_WHAT YOU NEED TO DO_
Working from the material below, print the lines from the line holding "Give me a plain-text" through its final line, inclusive, exactly and with nothing else; pictures are excluded.

_MATERIALS PROVIDED_
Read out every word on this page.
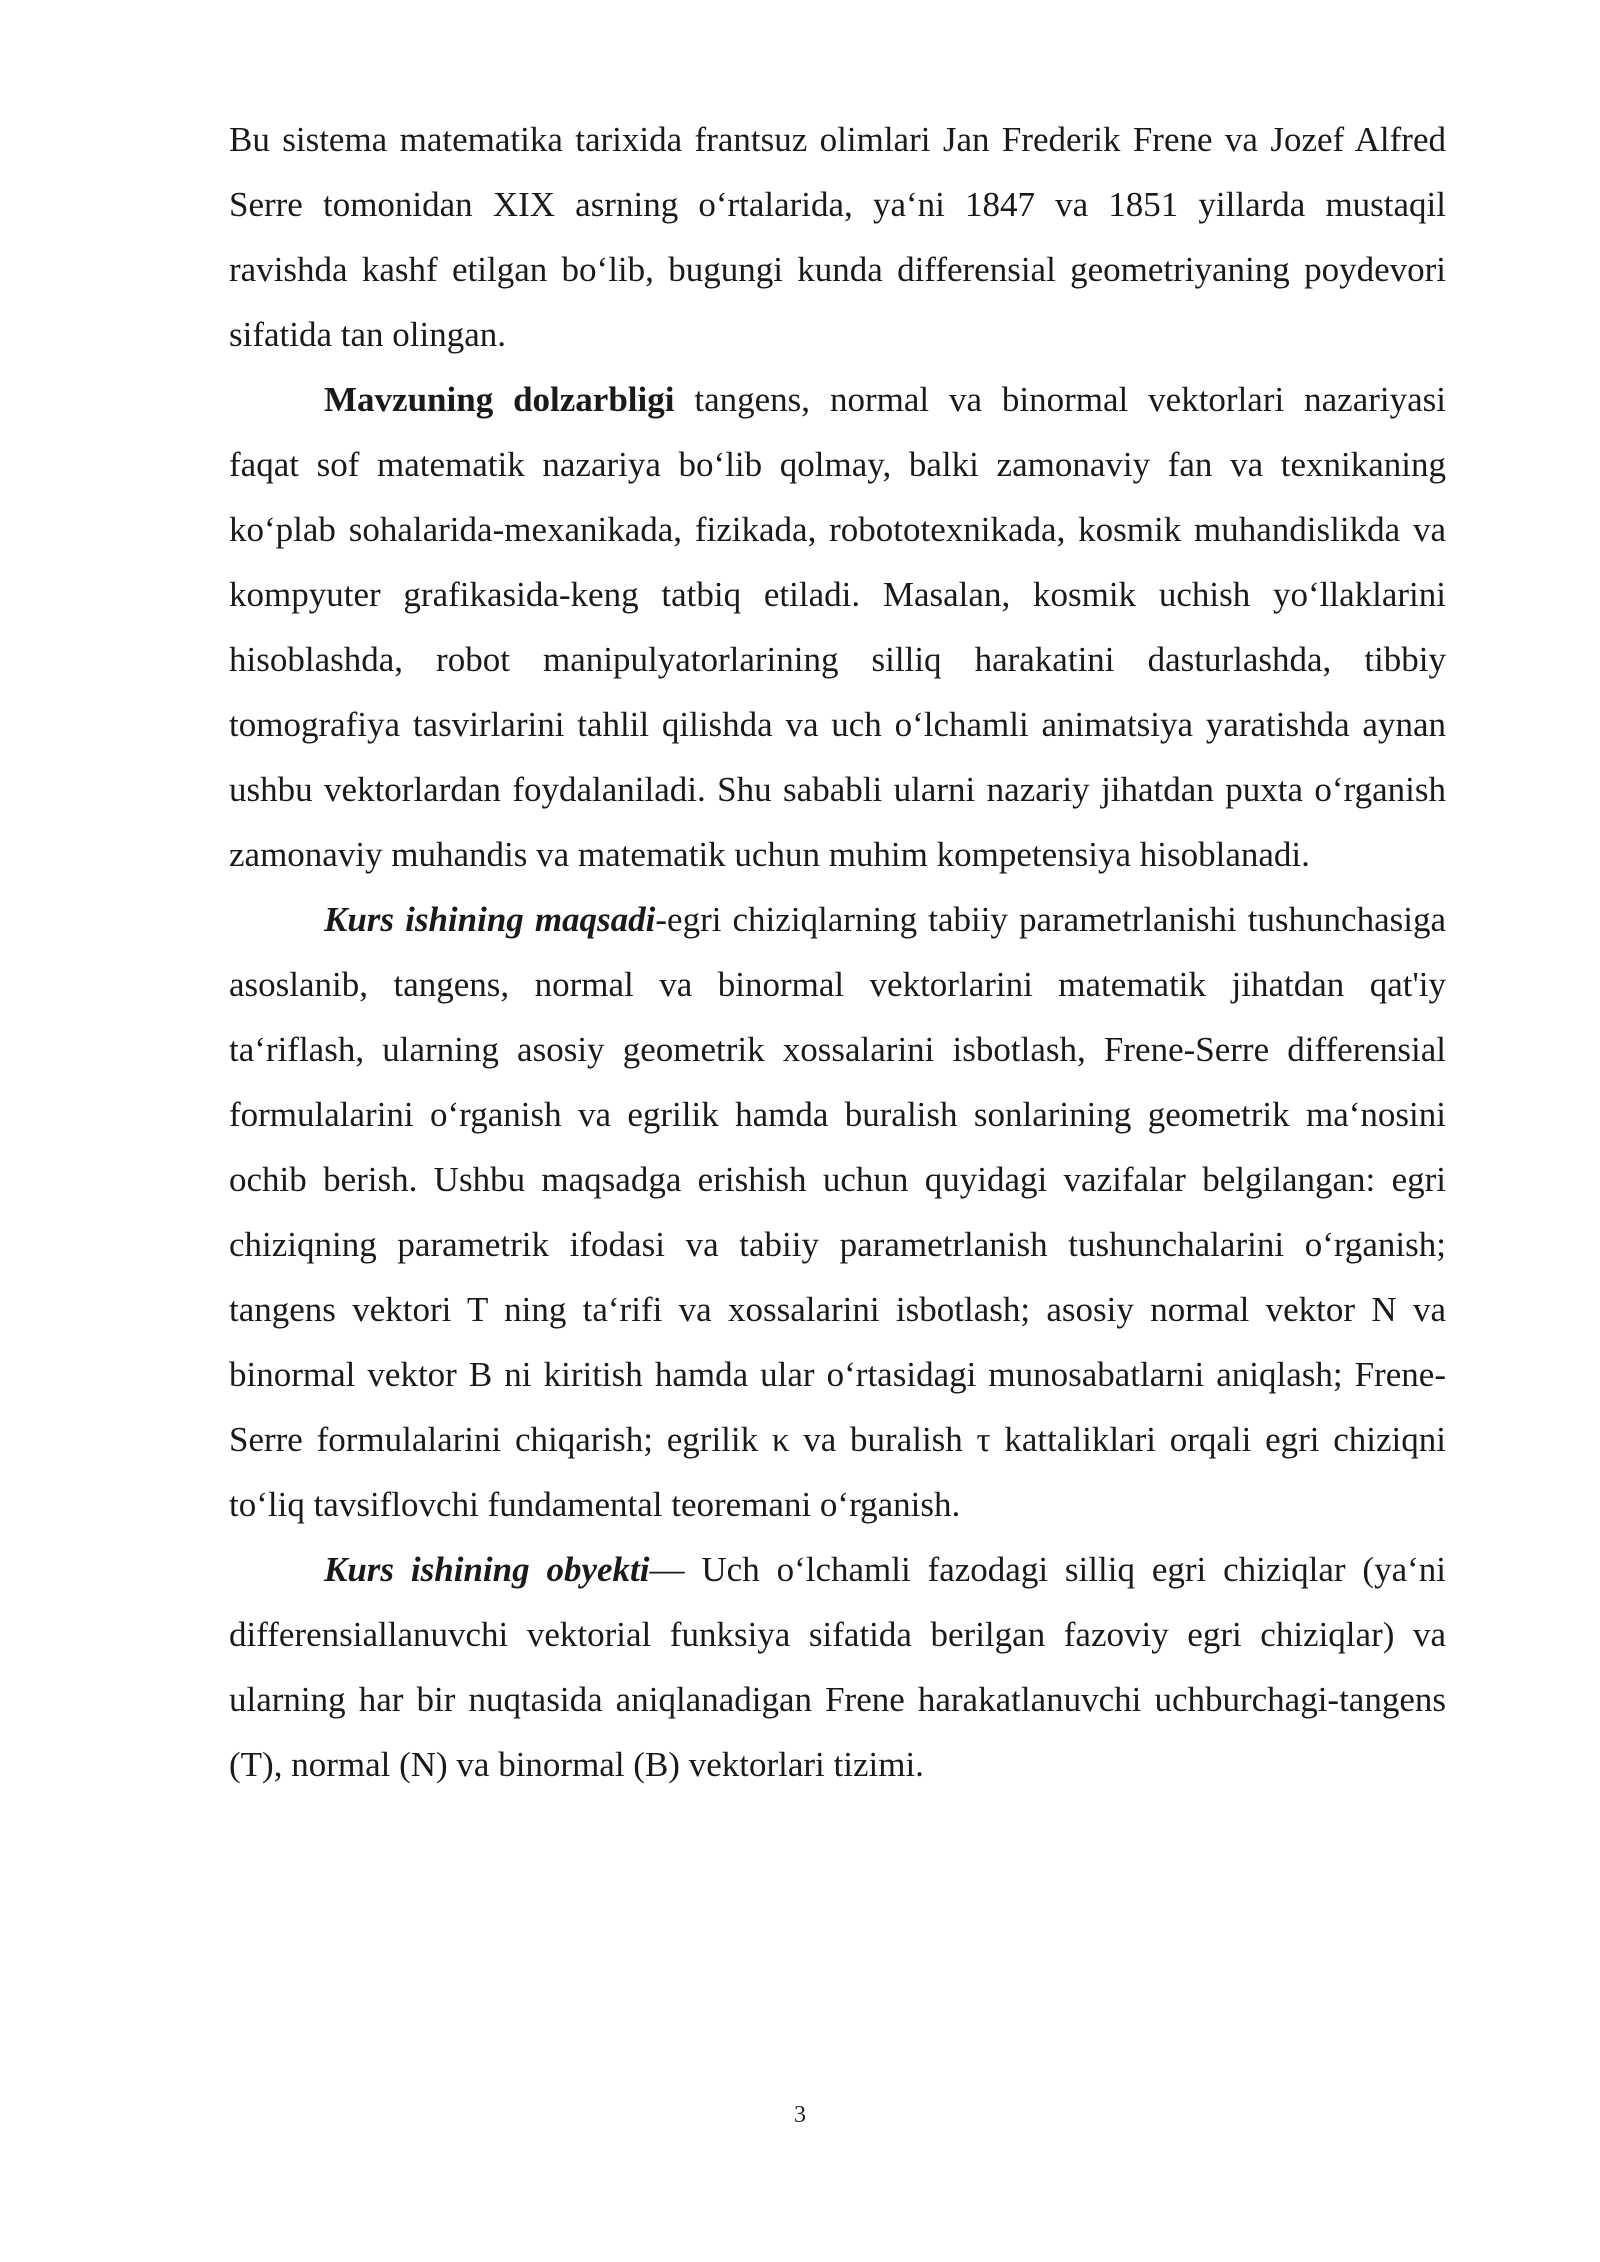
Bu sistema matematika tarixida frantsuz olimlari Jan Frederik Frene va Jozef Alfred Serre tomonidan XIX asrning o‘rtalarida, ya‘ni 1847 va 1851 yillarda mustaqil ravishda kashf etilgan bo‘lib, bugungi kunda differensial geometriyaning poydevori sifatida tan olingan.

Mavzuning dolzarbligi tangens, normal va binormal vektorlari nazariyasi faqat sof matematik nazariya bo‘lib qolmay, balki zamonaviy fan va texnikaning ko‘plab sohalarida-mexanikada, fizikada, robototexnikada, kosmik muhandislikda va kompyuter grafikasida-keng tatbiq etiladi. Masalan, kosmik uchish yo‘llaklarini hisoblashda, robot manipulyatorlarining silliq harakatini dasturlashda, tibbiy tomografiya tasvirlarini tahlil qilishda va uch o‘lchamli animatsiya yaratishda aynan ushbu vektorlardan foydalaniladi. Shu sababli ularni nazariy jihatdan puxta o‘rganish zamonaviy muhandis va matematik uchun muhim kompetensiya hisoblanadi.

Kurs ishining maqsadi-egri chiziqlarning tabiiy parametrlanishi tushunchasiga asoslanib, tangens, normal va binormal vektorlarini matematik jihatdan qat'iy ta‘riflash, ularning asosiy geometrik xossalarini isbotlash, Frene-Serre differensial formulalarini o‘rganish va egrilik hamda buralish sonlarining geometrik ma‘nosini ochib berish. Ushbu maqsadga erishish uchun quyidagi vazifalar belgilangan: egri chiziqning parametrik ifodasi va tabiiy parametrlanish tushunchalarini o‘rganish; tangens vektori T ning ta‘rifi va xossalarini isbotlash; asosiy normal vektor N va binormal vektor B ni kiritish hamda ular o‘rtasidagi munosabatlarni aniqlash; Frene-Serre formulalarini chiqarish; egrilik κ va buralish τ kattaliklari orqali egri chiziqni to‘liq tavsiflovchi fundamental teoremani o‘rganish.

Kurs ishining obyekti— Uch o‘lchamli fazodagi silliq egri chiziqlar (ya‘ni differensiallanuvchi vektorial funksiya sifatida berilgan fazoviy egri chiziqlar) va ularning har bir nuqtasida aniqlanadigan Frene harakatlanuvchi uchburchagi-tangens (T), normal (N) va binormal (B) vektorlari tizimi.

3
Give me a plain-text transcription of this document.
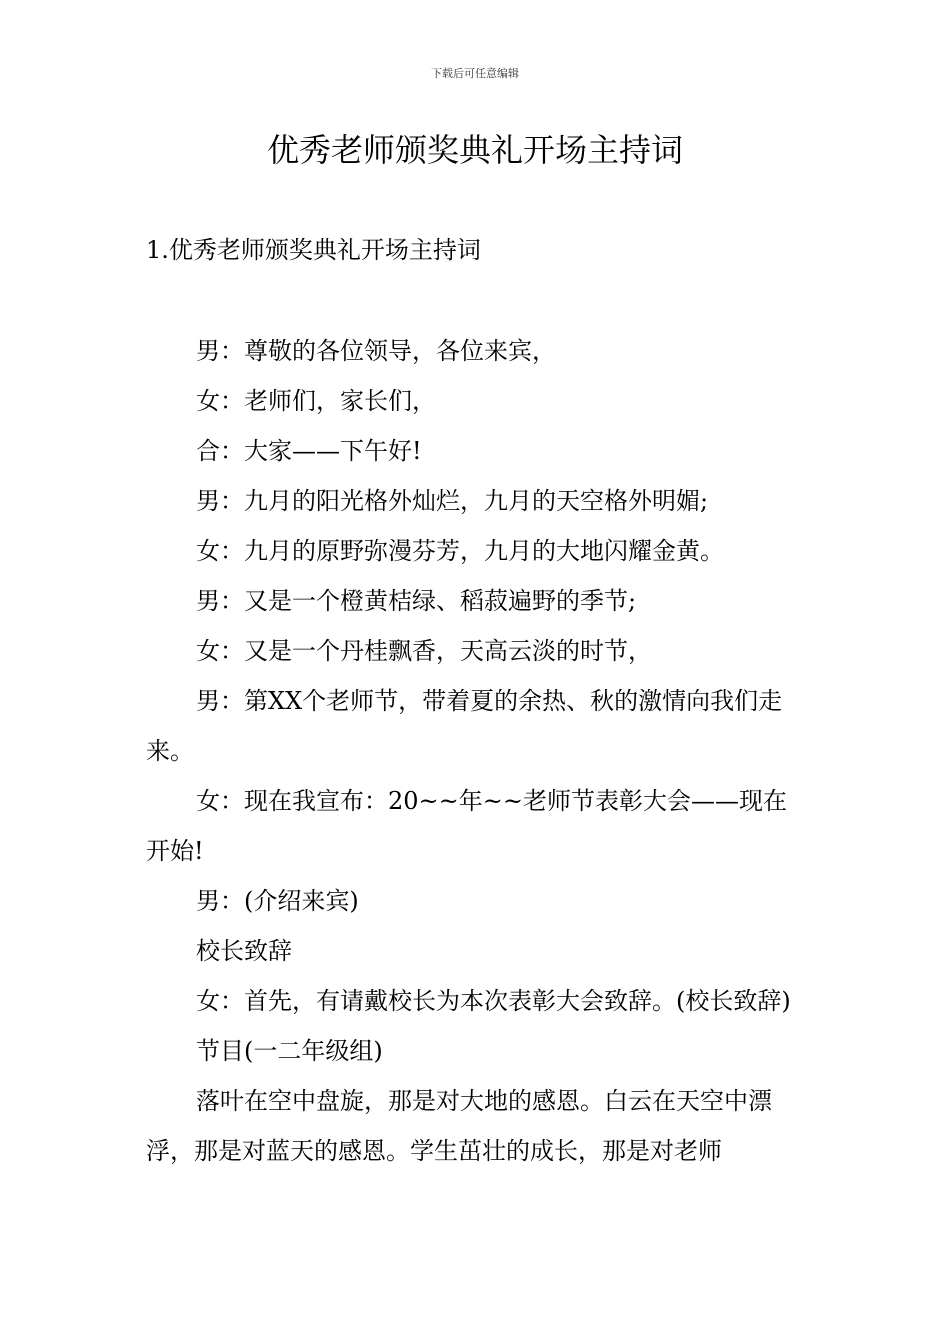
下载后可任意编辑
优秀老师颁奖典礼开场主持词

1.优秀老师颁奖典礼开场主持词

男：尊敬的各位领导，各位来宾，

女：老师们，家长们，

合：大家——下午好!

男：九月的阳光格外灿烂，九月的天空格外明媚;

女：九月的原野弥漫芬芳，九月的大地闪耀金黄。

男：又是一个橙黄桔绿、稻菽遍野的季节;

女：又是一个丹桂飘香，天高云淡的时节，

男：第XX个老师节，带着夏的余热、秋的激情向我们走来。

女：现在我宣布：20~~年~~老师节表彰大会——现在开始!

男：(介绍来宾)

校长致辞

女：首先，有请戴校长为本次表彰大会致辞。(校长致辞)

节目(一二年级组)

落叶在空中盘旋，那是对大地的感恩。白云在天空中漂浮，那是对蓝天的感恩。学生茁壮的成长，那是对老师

_ANSWER IN FULL_
Give me a plain-text transcription of this document.
下载后可任意编辑
优秀老师颁奖典礼开场主持词

1.优秀老师颁奖典礼开场主持词

男：尊敬的各位领导，各位来宾，

女：老师们，家长们，

合：大家——下午好!

男：九月的阳光格外灿烂，九月的天空格外明媚;

女：九月的原野弥漫芬芳，九月的大地闪耀金黄。

男：又是一个橙黄桔绿、稻菽遍野的季节;

女：又是一个丹桂飘香，天高云淡的时节，

男：第XX个老师节，带着夏的余热、秋的激情向我们走来。

女：现在我宣布：20~~年~~老师节表彰大会——现在开始!

男：(介绍来宾)

校长致辞

女：首先，有请戴校长为本次表彰大会致辞。(校长致辞)

节目(一二年级组)

落叶在空中盘旋，那是对大地的感恩。白云在天空中漂浮，那是对蓝天的感恩。学生茁壮的成长，那是对老师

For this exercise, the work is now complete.